## Dataset extract
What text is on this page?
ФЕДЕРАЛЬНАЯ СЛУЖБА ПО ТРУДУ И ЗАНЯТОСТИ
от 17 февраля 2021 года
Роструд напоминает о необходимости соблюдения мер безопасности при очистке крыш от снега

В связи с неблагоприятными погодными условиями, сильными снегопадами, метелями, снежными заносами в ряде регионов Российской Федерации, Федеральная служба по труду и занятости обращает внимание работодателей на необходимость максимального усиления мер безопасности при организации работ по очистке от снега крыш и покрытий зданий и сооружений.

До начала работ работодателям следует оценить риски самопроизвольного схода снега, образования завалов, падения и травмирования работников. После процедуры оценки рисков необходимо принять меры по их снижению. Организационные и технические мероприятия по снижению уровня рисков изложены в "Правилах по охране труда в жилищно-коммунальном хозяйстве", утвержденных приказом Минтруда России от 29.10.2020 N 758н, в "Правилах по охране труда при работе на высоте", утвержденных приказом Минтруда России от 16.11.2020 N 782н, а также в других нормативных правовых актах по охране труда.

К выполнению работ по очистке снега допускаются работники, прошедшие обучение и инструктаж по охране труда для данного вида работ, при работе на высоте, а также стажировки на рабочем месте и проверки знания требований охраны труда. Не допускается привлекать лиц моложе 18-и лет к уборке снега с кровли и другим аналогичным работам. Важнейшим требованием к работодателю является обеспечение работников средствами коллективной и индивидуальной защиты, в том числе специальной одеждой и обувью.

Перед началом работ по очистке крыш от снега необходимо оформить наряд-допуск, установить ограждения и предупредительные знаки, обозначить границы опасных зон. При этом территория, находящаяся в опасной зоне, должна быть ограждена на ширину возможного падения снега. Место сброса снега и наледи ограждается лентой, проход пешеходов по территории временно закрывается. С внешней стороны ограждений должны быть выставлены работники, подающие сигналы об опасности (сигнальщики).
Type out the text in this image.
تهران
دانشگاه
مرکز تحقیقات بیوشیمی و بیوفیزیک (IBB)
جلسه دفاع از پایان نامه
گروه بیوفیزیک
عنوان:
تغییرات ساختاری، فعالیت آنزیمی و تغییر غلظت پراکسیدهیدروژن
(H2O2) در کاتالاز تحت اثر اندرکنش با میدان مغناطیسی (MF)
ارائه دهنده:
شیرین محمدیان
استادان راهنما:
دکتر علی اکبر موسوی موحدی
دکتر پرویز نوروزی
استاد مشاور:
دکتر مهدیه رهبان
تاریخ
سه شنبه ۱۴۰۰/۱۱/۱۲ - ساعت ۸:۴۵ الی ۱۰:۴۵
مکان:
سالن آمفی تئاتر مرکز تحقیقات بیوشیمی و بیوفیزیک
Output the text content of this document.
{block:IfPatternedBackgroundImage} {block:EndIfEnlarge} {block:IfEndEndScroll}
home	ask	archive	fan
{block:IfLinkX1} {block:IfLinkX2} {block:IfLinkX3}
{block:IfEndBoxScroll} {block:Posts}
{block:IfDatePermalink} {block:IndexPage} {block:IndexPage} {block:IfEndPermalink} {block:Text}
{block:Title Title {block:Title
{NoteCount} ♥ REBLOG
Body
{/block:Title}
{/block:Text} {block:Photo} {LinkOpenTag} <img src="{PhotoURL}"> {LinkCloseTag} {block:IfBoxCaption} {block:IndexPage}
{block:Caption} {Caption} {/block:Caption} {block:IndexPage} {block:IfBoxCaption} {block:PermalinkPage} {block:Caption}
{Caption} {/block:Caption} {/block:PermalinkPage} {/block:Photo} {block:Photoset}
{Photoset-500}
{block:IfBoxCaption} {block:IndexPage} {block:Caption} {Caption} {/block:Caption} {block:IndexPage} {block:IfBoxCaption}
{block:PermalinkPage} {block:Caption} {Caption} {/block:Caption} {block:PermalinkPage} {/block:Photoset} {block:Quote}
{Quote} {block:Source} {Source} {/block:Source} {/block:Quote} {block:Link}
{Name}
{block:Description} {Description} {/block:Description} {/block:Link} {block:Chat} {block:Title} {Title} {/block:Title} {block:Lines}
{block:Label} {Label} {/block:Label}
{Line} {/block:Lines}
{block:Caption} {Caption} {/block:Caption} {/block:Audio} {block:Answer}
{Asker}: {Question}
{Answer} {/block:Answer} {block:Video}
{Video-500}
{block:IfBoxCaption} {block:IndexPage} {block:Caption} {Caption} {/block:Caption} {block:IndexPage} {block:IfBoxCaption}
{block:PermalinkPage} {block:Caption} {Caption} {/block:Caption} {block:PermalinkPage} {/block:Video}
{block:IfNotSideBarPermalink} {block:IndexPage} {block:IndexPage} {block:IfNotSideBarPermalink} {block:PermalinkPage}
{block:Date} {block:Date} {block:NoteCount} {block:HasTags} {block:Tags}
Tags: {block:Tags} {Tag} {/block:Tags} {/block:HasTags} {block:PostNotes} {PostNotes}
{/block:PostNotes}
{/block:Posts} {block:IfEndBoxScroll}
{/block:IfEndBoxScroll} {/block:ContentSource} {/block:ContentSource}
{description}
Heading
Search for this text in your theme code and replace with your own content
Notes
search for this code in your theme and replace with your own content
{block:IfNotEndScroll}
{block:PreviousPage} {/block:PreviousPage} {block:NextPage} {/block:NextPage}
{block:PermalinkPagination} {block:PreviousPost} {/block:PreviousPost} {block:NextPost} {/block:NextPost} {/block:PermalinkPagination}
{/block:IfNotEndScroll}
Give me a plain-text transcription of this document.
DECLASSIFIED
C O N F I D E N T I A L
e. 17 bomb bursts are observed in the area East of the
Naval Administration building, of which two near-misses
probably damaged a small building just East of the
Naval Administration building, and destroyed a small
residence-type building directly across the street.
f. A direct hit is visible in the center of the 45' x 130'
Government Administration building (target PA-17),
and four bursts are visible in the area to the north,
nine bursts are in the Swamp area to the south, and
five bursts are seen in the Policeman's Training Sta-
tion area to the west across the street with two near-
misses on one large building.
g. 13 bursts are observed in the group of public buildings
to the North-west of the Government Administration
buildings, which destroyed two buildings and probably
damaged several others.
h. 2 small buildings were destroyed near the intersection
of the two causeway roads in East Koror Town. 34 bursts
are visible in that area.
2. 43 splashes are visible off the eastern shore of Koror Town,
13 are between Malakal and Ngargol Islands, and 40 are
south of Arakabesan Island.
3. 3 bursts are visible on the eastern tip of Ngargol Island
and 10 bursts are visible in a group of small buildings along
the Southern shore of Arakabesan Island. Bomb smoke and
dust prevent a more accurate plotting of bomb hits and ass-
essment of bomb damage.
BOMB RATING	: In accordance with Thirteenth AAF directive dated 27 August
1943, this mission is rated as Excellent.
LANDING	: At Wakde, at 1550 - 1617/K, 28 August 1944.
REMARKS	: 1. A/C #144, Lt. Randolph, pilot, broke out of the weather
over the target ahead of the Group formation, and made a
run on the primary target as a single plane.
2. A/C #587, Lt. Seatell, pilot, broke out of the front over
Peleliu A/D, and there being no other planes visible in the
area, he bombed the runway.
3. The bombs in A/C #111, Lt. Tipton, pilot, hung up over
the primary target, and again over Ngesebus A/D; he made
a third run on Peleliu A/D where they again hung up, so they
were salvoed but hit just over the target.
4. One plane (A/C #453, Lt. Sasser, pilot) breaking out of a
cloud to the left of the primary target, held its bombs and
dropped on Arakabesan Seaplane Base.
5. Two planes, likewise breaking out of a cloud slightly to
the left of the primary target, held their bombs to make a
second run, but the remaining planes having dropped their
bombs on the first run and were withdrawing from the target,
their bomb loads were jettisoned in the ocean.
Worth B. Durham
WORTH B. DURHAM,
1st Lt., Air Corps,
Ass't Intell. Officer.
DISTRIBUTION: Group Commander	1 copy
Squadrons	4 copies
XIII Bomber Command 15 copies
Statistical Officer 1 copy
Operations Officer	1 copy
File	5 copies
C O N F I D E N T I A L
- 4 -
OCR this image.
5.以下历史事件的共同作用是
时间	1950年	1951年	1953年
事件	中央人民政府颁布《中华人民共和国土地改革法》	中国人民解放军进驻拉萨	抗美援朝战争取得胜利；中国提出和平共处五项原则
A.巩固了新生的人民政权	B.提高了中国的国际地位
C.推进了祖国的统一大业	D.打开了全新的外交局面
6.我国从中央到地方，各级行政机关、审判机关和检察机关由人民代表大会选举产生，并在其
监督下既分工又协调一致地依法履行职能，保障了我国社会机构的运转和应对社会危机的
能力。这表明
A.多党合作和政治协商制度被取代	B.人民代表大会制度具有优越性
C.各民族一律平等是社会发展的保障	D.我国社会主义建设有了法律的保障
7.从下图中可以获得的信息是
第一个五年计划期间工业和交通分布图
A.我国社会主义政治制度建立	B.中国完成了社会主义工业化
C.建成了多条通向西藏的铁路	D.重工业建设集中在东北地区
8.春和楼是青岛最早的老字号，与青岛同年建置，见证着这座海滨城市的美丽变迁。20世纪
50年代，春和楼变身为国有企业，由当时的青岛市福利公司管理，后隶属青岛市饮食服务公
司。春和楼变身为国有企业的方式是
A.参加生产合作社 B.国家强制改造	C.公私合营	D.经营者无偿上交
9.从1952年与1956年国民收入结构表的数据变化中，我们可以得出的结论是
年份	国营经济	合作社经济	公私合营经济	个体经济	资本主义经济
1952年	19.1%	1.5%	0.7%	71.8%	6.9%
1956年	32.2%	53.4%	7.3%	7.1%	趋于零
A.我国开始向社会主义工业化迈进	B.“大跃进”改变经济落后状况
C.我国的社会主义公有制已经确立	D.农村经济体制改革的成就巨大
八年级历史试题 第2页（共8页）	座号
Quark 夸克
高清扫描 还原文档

## Description of the task
Show all lines from the records above where the word "Arakabesan" occurs.

## Task solution
south of Arakabesan Island.
the Southern shore of Arakabesan Island. Bomb smoke and
dropped on Arakabesan Seaplane Base.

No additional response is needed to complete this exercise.